Written exercise: Return all the entries exactly, keeping pictures out.

[Data tied to figure images]
## Start

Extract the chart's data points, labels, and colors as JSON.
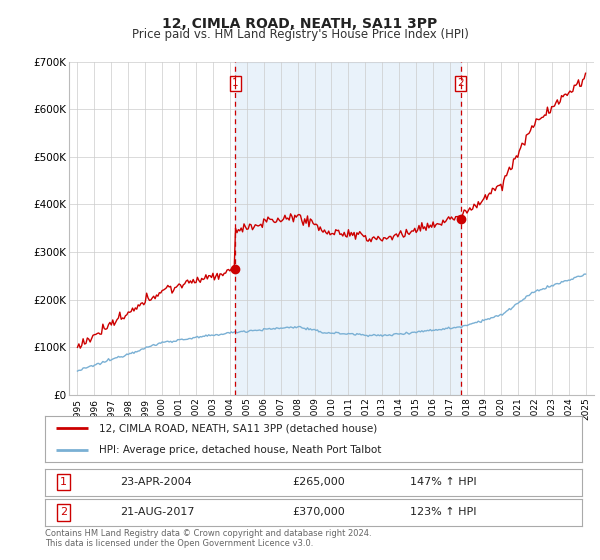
{
  "title": "12, CIMLA ROAD, NEATH, SA11 3PP",
  "subtitle": "Price paid vs. HM Land Registry's House Price Index (HPI)",
  "legend_line1": "12, CIMLA ROAD, NEATH, SA11 3PP (detached house)",
  "legend_line2": "HPI: Average price, detached house, Neath Port Talbot",
  "point1_label": "1",
  "point1_date": "23-APR-2004",
  "point1_price": "£265,000",
  "point1_hpi": "147% ↑ HPI",
  "point2_label": "2",
  "point2_date": "21-AUG-2017",
  "point2_price": "£370,000",
  "point2_hpi": "123% ↑ HPI",
  "footer": "Contains HM Land Registry data © Crown copyright and database right 2024.\nThis data is licensed under the Open Government Licence v3.0.",
  "xlim": [
    1994.5,
    2025.5
  ],
  "ylim": [
    0,
    700000
  ],
  "sale1_x": 2004.31,
  "sale1_y": 265000,
  "sale2_x": 2017.64,
  "sale2_y": 370000,
  "red_color": "#cc0000",
  "blue_color": "#7ab0d4",
  "shade_color": "#ddeeff",
  "bg_color": "#ffffff",
  "grid_color": "#cccccc"
}
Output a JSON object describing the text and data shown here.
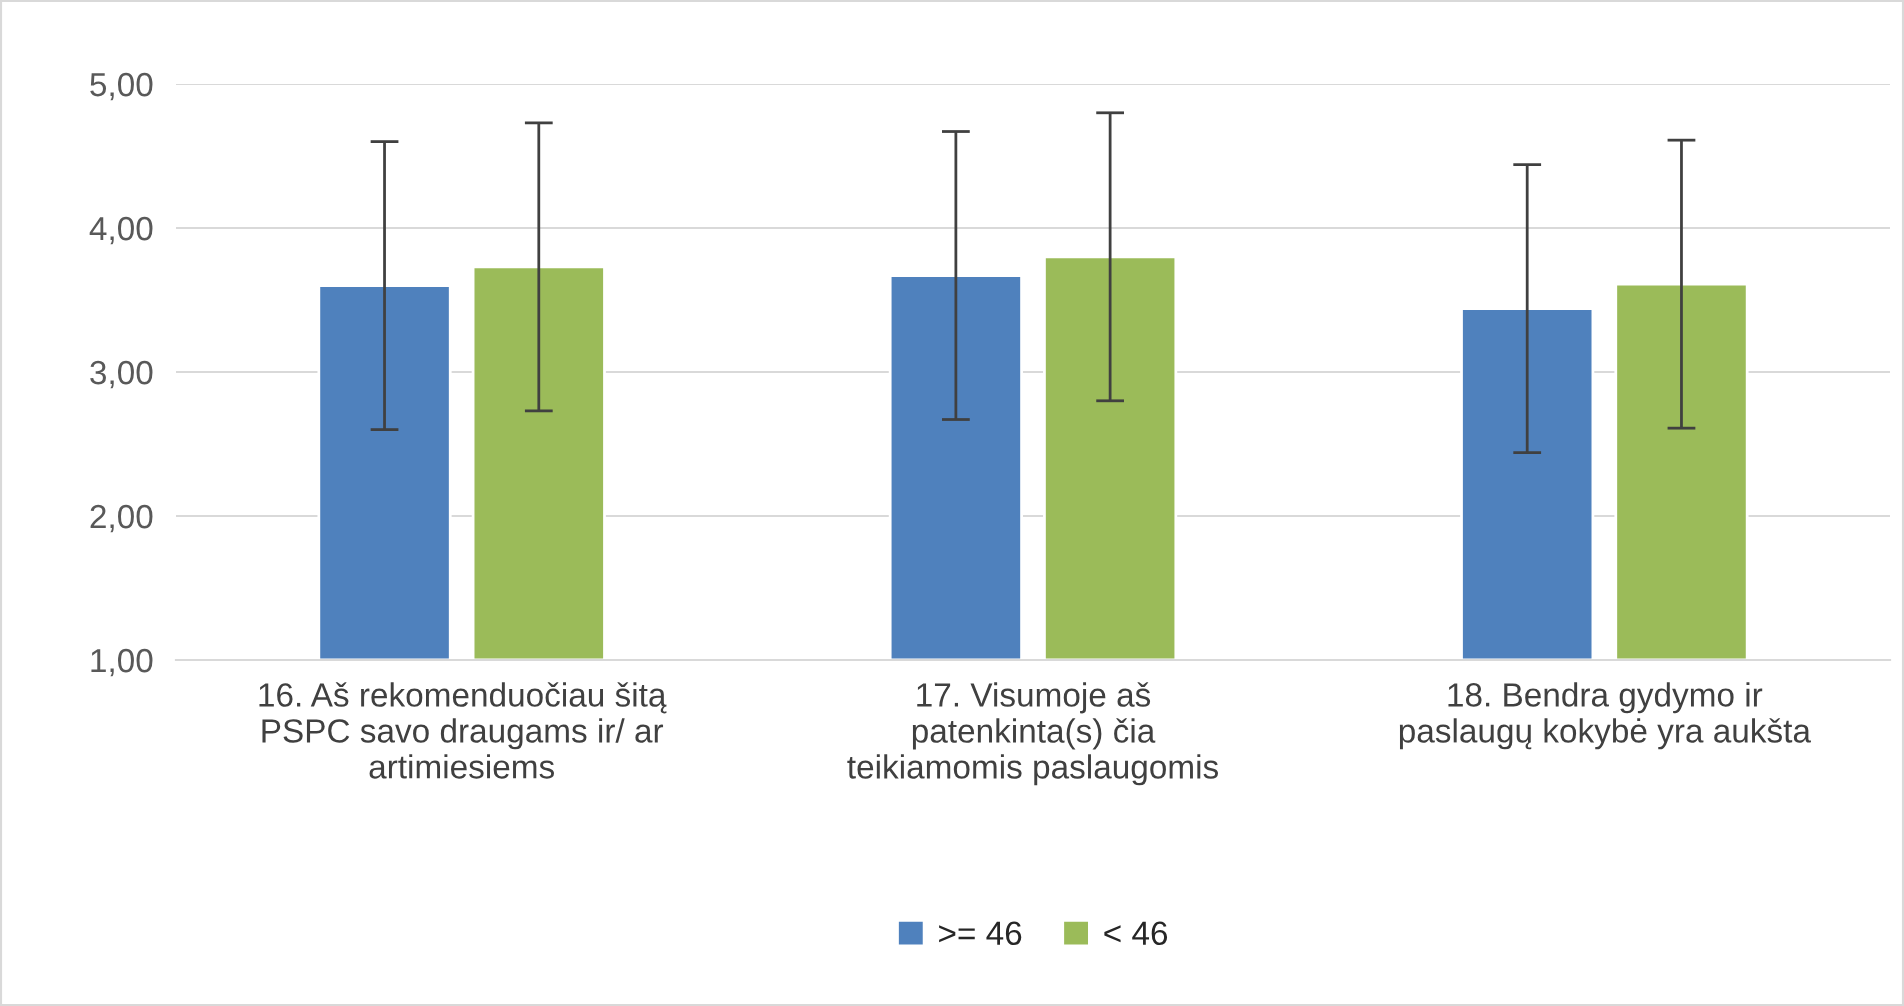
{
  "chart_data": {
    "type": "bar",
    "categories": [
      "16. Aš rekomenduočiau šitą\nPSPC savo draugams ir/ ar\nartimiesiems",
      "17. Visumoje aš\npatenkinta(s) čia\nteikiamomis paslaugomis",
      "18. Bendra gydymo ir\npaslaugų kokybė yra aukšta"
    ],
    "series": [
      {
        "name": ">= 46",
        "color": "#4f81bd",
        "values": [
          3.6,
          3.67,
          3.44
        ],
        "errors": [
          1.0,
          1.0,
          1.0
        ]
      },
      {
        "name": "< 46",
        "color": "#9bbb59",
        "values": [
          3.73,
          3.8,
          3.61
        ],
        "errors": [
          1.0,
          1.0,
          1.0
        ]
      }
    ],
    "ylim": [
      1,
      5
    ],
    "yticks": [
      {
        "value": 1,
        "label": "1,00"
      },
      {
        "value": 2,
        "label": "2,00"
      },
      {
        "value": 3,
        "label": "3,00"
      },
      {
        "value": 4,
        "label": "4,00"
      },
      {
        "value": 5,
        "label": "5,00"
      }
    ],
    "grid": "y",
    "legend": "bottom"
  }
}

## End

Final answer:
Extract the chart's data points, labels, and colors as JSON.
{
  "title": "12, CIMLA ROAD, NEATH, SA11 3PP",
  "subtitle": "Price paid vs. HM Land Registry's House Price Index (HPI)",
  "legend_line1": "12, CIMLA ROAD, NEATH, SA11 3PP (detached house)",
  "legend_line2": "HPI: Average price, detached house, Neath Port Talbot",
  "point1_label": "1",
  "point1_date": "23-APR-2004",
  "point1_price": "£265,000",
  "point1_hpi": "147% ↑ HPI",
  "point2_label": "2",
  "point2_date": "21-AUG-2017",
  "point2_price": "£370,000",
  "point2_hpi": "123% ↑ HPI",
  "footer": "Contains HM Land Registry data © Crown copyright and database right 2024.\nThis data is licensed under the Open Government Licence v3.0.",
  "xlim": [
    1994.5,
    2025.5
  ],
  "ylim": [
    0,
    700000
  ],
  "sale1_x": 2004.31,
  "sale1_y": 265000,
  "sale2_x": 2017.64,
  "sale2_y": 370000,
  "red_color": "#cc0000",
  "blue_color": "#7ab0d4",
  "shade_color": "#ddeeff",
  "bg_color": "#ffffff",
  "grid_color": "#cccccc"
}
Output a JSON object describing the text and data shown here.
{
  "chart_data": {
    "type": "bar",
    "categories": [
      "16. Aš rekomenduočiau šitą\nPSPC savo draugams ir/ ar\nartimiesiems",
      "17. Visumoje aš\npatenkinta(s) čia\nteikiamomis paslaugomis",
      "18. Bendra gydymo ir\npaslaugų kokybė yra aukšta"
    ],
    "series": [
      {
        "name": ">= 46",
        "color": "#4f81bd",
        "values": [
          3.6,
          3.67,
          3.44
        ],
        "errors": [
          1.0,
          1.0,
          1.0
        ]
      },
      {
        "name": "< 46",
        "color": "#9bbb59",
        "values": [
          3.73,
          3.8,
          3.61
        ],
        "errors": [
          1.0,
          1.0,
          1.0
        ]
      }
    ],
    "ylim": [
      1,
      5
    ],
    "yticks": [
      {
        "value": 1,
        "label": "1,00"
      },
      {
        "value": 2,
        "label": "2,00"
      },
      {
        "value": 3,
        "label": "3,00"
      },
      {
        "value": 4,
        "label": "4,00"
      },
      {
        "value": 5,
        "label": "5,00"
      }
    ],
    "grid": "y",
    "legend": "bottom"
  }
}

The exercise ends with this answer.